PROBLEM STATEMENT: Give back every line exactly as it appears, pictures excluded.
-- Start DATA FOR THIS EXERCISE --
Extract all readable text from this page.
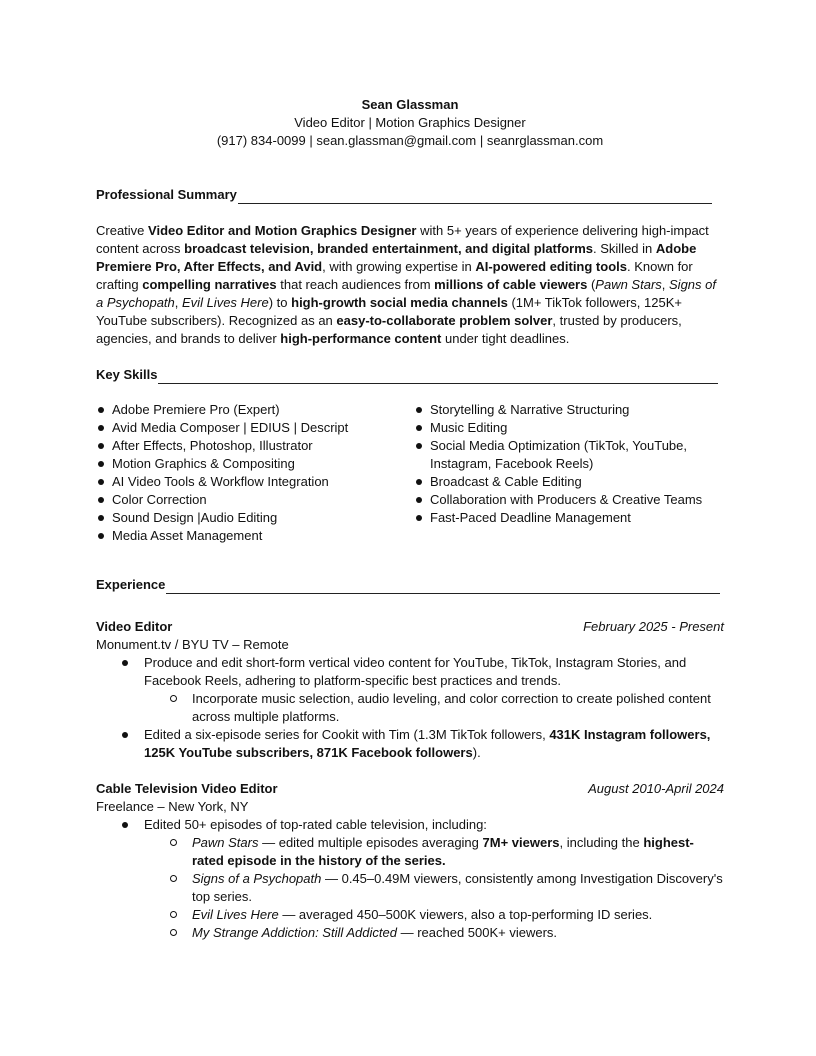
Sean Glassman
Video Editor | Motion Graphics Designer
(917) 834-0099 | sean.glassman@gmail.com | seanrglassman.com
Professional Summary

Creative Video Editor and Motion Graphics Designer with 5+ years of experience delivering high-impact content across broadcast television, branded entertainment, and digital platforms. Skilled in Adobe Premiere Pro, After Effects, and Avid, with growing expertise in AI-powered editing tools. Known for crafting compelling narratives that reach audiences from millions of cable viewers (Pawn Stars, Signs of a Psychopath, Evil Lives Here) to high-growth social media channels (1M+ TikTok followers, 125K+ YouTube subscribers). Recognized as an easy-to-collaborate problem solver, trusted by producers, agencies, and brands to deliver high-performance content under tight deadlines.

Key Skills
Adobe Premiere Pro (Expert)
Avid Media Composer | EDIUS | Descript
After Effects, Photoshop, Illustrator
Motion Graphics & Compositing
AI Video Tools & Workflow Integration
Color Correction
Sound Design |Audio Editing
Media Asset Management
Storytelling & Narrative Structuring
Music Editing
Social Media Optimization (TikTok, YouTube, Instagram, Facebook Reels)
Broadcast & Cable Editing
Collaboration with Producers & Creative Teams
Fast-Paced Deadline Management
Experience
Video Editor	February 2025 - Present
Monument.tv / BYU TV – Remote
Produce and edit short-form vertical video content for YouTube, TikTok, Instagram Stories, and Facebook Reels, adhering to platform-specific best practices and trends.
Incorporate music selection, audio leveling, and color correction to create polished content across multiple platforms.
Edited a six-episode series for Cookit with Tim (1.3M TikTok followers, 431K Instagram followers, 125K YouTube subscribers, 871K Facebook followers).
Cable Television Video Editor	August 2010-April 2024
Freelance – New York, NY
Edited 50+ episodes of top-rated cable television, including:
Pawn Stars — edited multiple episodes averaging 7M+ viewers, including the highest-rated episode in the history of the series.
Signs of a Psychopath — 0.45–0.49M viewers, consistently among Investigation Discovery's top series.
Evil Lives Here — averaged 450–500K viewers, also a top-performing ID series.
My Strange Addiction: Still Addicted — reached 500K+ viewers.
-- End DATA FOR THIS EXERCISE --
RIGHT ANSWER:
Extract all readable text from this page.
Sean Glassman
Video Editor | Motion Graphics Designer
(917) 834-0099 | sean.glassman@gmail.com | seanrglassman.com
Professional Summary

Creative Video Editor and Motion Graphics Designer with 5+ years of experience delivering high-impact content across broadcast television, branded entertainment, and digital platforms. Skilled in Adobe Premiere Pro, After Effects, and Avid, with growing expertise in AI-powered editing tools. Known for crafting compelling narratives that reach audiences from millions of cable viewers (Pawn Stars, Signs of a Psychopath, Evil Lives Here) to high-growth social media channels (1M+ TikTok followers, 125K+ YouTube subscribers). Recognized as an easy-to-collaborate problem solver, trusted by producers, agencies, and brands to deliver high-performance content under tight deadlines.

Key Skills
Adobe Premiere Pro (Expert)
Avid Media Composer | EDIUS | Descript
After Effects, Photoshop, Illustrator
Motion Graphics & Compositing
AI Video Tools & Workflow Integration
Color Correction
Sound Design |Audio Editing
Media Asset Management
Storytelling & Narrative Structuring
Music Editing
Social Media Optimization (TikTok, YouTube, Instagram, Facebook Reels)
Broadcast & Cable Editing
Collaboration with Producers & Creative Teams
Fast-Paced Deadline Management
Experience
Video Editor	February 2025 - Present
Monument.tv / BYU TV – Remote
Produce and edit short-form vertical video content for YouTube, TikTok, Instagram Stories, and Facebook Reels, adhering to platform-specific best practices and trends.
Incorporate music selection, audio leveling, and color correction to create polished content across multiple platforms.
Edited a six-episode series for Cookit with Tim (1.3M TikTok followers, 431K Instagram followers, 125K YouTube subscribers, 871K Facebook followers).
Cable Television Video Editor	August 2010-April 2024
Freelance – New York, NY
Edited 50+ episodes of top-rated cable television, including:
Pawn Stars — edited multiple episodes averaging 7M+ viewers, including the highest-rated episode in the history of the series.
Signs of a Psychopath — 0.45–0.49M viewers, consistently among Investigation Discovery's top series.
Evil Lives Here — averaged 450–500K viewers, also a top-performing ID series.
My Strange Addiction: Still Addicted — reached 500K+ viewers.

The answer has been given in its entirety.